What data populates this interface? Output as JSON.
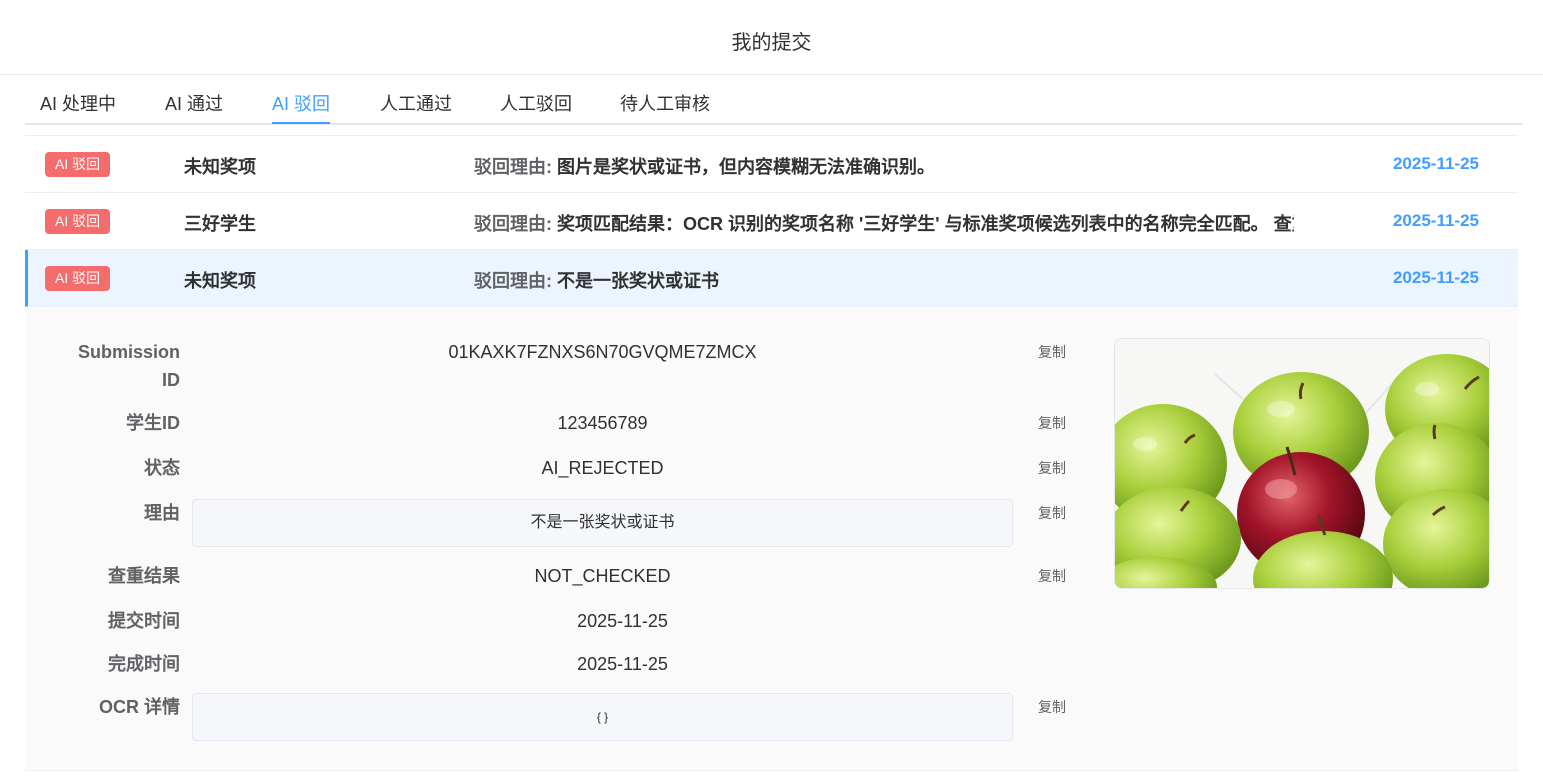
{
  "header": {
    "title": "我的提交"
  },
  "tabs": [
    {
      "label": "AI 处理中"
    },
    {
      "label": "AI 通过"
    },
    {
      "label": "AI 驳回"
    },
    {
      "label": "人工通过"
    },
    {
      "label": "人工驳回"
    },
    {
      "label": "待人工审核"
    }
  ],
  "active_tab": "AI 驳回",
  "reason_label": "驳回理由:",
  "submissions": [
    {
      "badge": "AI 驳回",
      "award": "未知奖项",
      "reason": "图片是奖状或证书，但内容模糊无法准确识别。",
      "date": "2025-11-25"
    },
    {
      "badge": "AI 驳回",
      "award": "三好学生",
      "reason": "奖项匹配结果：OCR 识别的奖项名称 '三好学生' 与标准奖项候选列表中的名称完全匹配。 查重结果",
      "date": "2025-11-25"
    },
    {
      "badge": "AI 驳回",
      "award": "未知奖项",
      "reason": "不是一张奖状或证书",
      "date": "2025-11-25"
    }
  ],
  "detail": {
    "copy_label": "复制",
    "submission_id": {
      "label": "Submission ID",
      "value": "01KAXK7FZNXS6N70GVQME7ZMCX"
    },
    "student_id": {
      "label": "学生ID",
      "value": "123456789"
    },
    "status": {
      "label": "状态",
      "value": "AI_REJECTED"
    },
    "reason": {
      "label": "理由",
      "value": "不是一张奖状或证书"
    },
    "dup_check": {
      "label": "查重结果",
      "value": "NOT_CHECKED"
    },
    "submit_time": {
      "label": "提交时间",
      "value": "2025-11-25"
    },
    "complete_time": {
      "label": "完成时间",
      "value": "2025-11-25"
    },
    "ocr": {
      "label": "OCR 详情",
      "value": "{ }"
    }
  },
  "colors": {
    "accent": "#409eff",
    "badge": "#f56c6c",
    "active_row_bg": "#ecf5ff"
  }
}
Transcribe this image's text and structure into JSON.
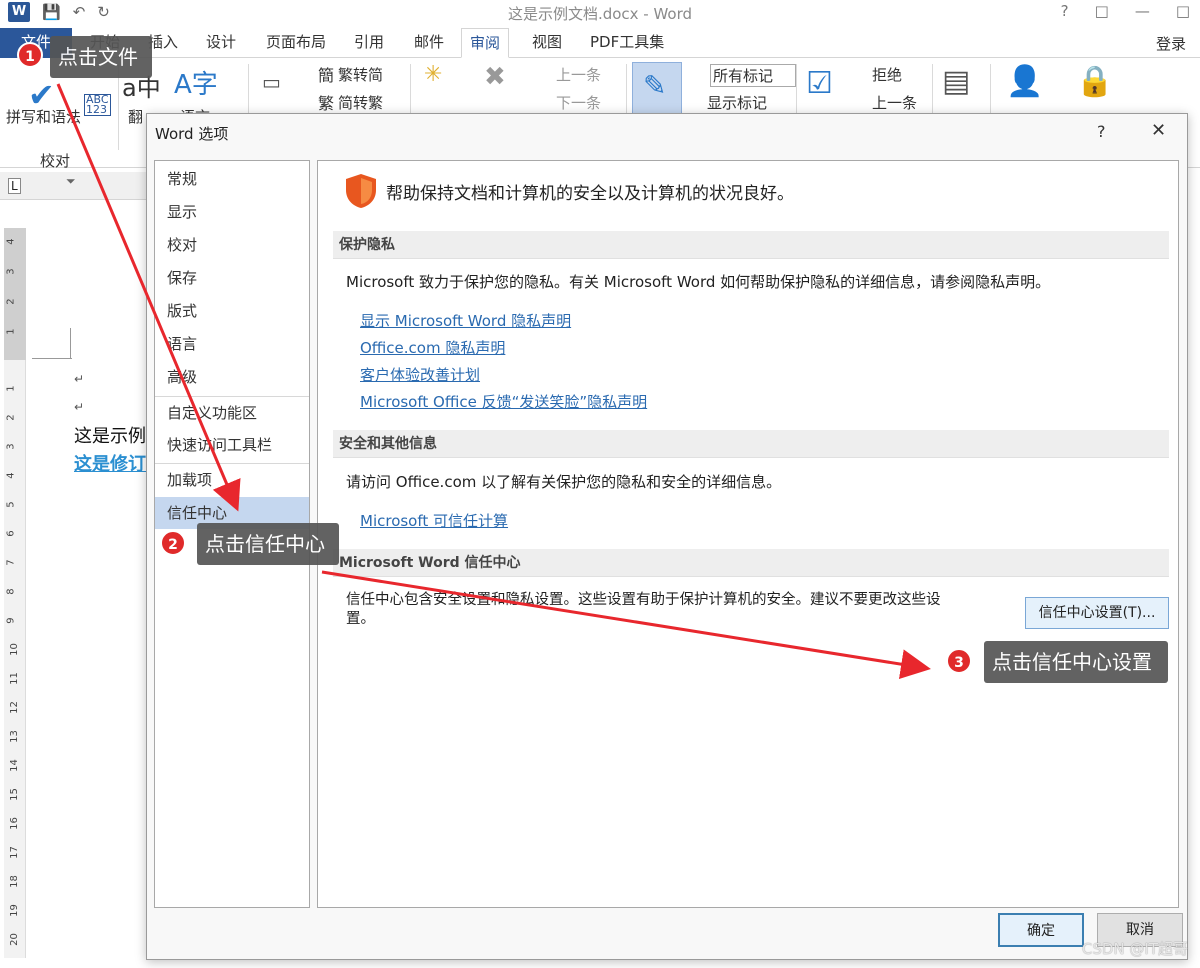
{
  "window": {
    "title": "这是示例文档.docx - Word",
    "help": "?",
    "restore": "□",
    "minimize": "—",
    "close": "✕",
    "word_logo": "W"
  },
  "tabs": [
    "文件",
    "开始",
    "插入",
    "设计",
    "页面布局",
    "引用",
    "邮件",
    "审阅",
    "视图",
    "PDF工具集"
  ],
  "active_tab": "审阅",
  "signin": "登录",
  "ribbon": {
    "spell": "拼写和语法",
    "proof_group": "校对",
    "translate": "翻",
    "lang": "语言",
    "trad_simp": "繁转简",
    "simp_trad": "简转繁",
    "new_comment": "新建批注",
    "delete": "删除",
    "prev1": "上一条",
    "next1": "下一条",
    "track": "修订",
    "all_markup": "所有标记",
    "show_markup": "显示标记",
    "accept": "接受",
    "reject": "拒绝",
    "prev2": "上一条",
    "compare": "比较",
    "block_authors": "阻止作者",
    "restrict": "限制编辑",
    "abc": "ABC",
    "n123": "123"
  },
  "document": {
    "line1": "这是示例",
    "line2": "这是修订",
    "para": "↵"
  },
  "ruler_numbers": [
    "4",
    "3",
    "2",
    "1",
    "1",
    "2",
    "3",
    "4",
    "5",
    "6",
    "7",
    "8",
    "9",
    "10",
    "11",
    "12",
    "13",
    "14",
    "15",
    "16",
    "17",
    "18",
    "19",
    "20"
  ],
  "dialog": {
    "title": "Word 选项",
    "help": "?",
    "close": "✕",
    "nav": [
      "常规",
      "显示",
      "校对",
      "保存",
      "版式",
      "语言",
      "高级",
      "自定义功能区",
      "快速访问工具栏",
      "加载项",
      "信任中心"
    ],
    "selected_nav": "信任中心",
    "headline": "帮助保持文档和计算机的安全以及计算机的状况良好。",
    "privacy": {
      "header": "保护隐私",
      "text": "Microsoft 致力于保护您的隐私。有关 Microsoft Word 如何帮助保护隐私的详细信息，请参阅隐私声明。",
      "links": [
        "显示 Microsoft Word 隐私声明",
        "Office.com 隐私声明",
        "客户体验改善计划",
        "Microsoft Office 反馈“发送笑脸”隐私声明"
      ]
    },
    "security": {
      "header": "安全和其他信息",
      "text": "请访问 Office.com 以了解有关保护您的隐私和安全的详细信息。",
      "link": "Microsoft 可信任计算"
    },
    "trust": {
      "header": "Microsoft Word 信任中心",
      "desc": "信任中心包含安全设置和隐私设置。这些设置有助于保护计算机的安全。建议不要更改这些设置。",
      "button": "信任中心设置(T)..."
    },
    "ok": "确定",
    "cancel": "取消"
  },
  "annotations": {
    "step1": {
      "num": "1",
      "text": "点击文件"
    },
    "step2": {
      "num": "2",
      "text": "点击信任中心"
    },
    "step3": {
      "num": "3",
      "text": "点击信任中心设置"
    }
  },
  "watermark": "CSDN @IT超哥",
  "colors": {
    "accent": "#2b579a",
    "arrow": "#e8272d",
    "link": "#2a6ab0",
    "selected": "#c5d7ef"
  }
}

▶ _Task brief_
Using the material above, report each line where "查重结果" occurs.

▶ _Response_
      "reason": "奖项匹配结果：OCR 识别的奖项名称 '三好学生' 与标准奖项候选列表中的名称完全匹配。 查重结果",
      "label": "查重结果",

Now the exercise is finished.